## Task directions
Copy all the entries below exactly, but not the pictures.

## Material to process
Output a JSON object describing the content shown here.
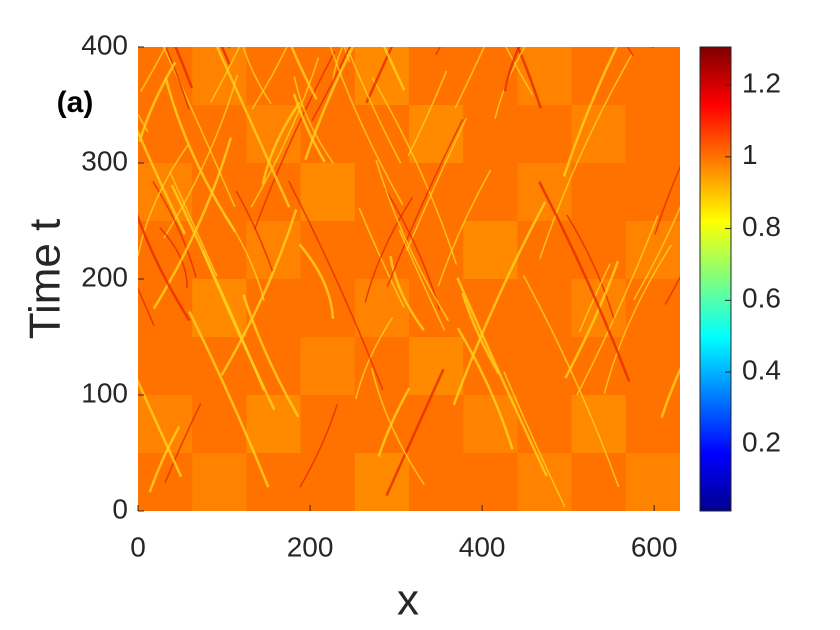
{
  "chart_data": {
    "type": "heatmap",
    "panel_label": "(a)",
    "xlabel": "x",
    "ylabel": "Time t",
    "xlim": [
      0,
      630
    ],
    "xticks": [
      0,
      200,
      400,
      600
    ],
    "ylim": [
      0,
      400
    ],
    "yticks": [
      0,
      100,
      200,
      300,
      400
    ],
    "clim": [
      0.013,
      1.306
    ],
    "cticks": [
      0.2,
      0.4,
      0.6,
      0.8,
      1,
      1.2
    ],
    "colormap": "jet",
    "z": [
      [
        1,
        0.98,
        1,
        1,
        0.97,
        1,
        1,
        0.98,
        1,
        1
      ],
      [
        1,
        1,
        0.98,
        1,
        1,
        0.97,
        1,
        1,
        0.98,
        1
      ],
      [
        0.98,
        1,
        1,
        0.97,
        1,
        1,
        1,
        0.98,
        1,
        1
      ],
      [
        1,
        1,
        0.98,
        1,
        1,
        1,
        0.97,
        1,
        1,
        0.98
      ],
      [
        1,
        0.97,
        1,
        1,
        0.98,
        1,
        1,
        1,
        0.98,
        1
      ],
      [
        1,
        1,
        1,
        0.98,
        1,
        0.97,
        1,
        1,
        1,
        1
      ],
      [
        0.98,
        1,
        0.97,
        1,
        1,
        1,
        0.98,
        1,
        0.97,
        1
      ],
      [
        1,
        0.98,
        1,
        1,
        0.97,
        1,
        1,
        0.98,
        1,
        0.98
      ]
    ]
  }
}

## Solution to this exercise
Output a JSON object describing the content shown here.
{
  "chart_data": {
    "type": "heatmap",
    "panel_label": "(a)",
    "xlabel": "x",
    "ylabel": "Time t",
    "xlim": [
      0,
      630
    ],
    "xticks": [
      0,
      200,
      400,
      600
    ],
    "ylim": [
      0,
      400
    ],
    "yticks": [
      0,
      100,
      200,
      300,
      400
    ],
    "clim": [
      0.013,
      1.306
    ],
    "cticks": [
      0.2,
      0.4,
      0.6,
      0.8,
      1,
      1.2
    ],
    "colormap": "jet",
    "z": [
      [
        1,
        0.98,
        1,
        1,
        0.97,
        1,
        1,
        0.98,
        1,
        1
      ],
      [
        1,
        1,
        0.98,
        1,
        1,
        0.97,
        1,
        1,
        0.98,
        1
      ],
      [
        0.98,
        1,
        1,
        0.97,
        1,
        1,
        1,
        0.98,
        1,
        1
      ],
      [
        1,
        1,
        0.98,
        1,
        1,
        1,
        0.97,
        1,
        1,
        0.98
      ],
      [
        1,
        0.97,
        1,
        1,
        0.98,
        1,
        1,
        1,
        0.98,
        1
      ],
      [
        1,
        1,
        1,
        0.98,
        1,
        0.97,
        1,
        1,
        1,
        1
      ],
      [
        0.98,
        1,
        0.97,
        1,
        1,
        1,
        0.98,
        1,
        0.97,
        1
      ],
      [
        1,
        0.98,
        1,
        1,
        0.97,
        1,
        1,
        0.98,
        1,
        0.98
      ]
    ]
  }
}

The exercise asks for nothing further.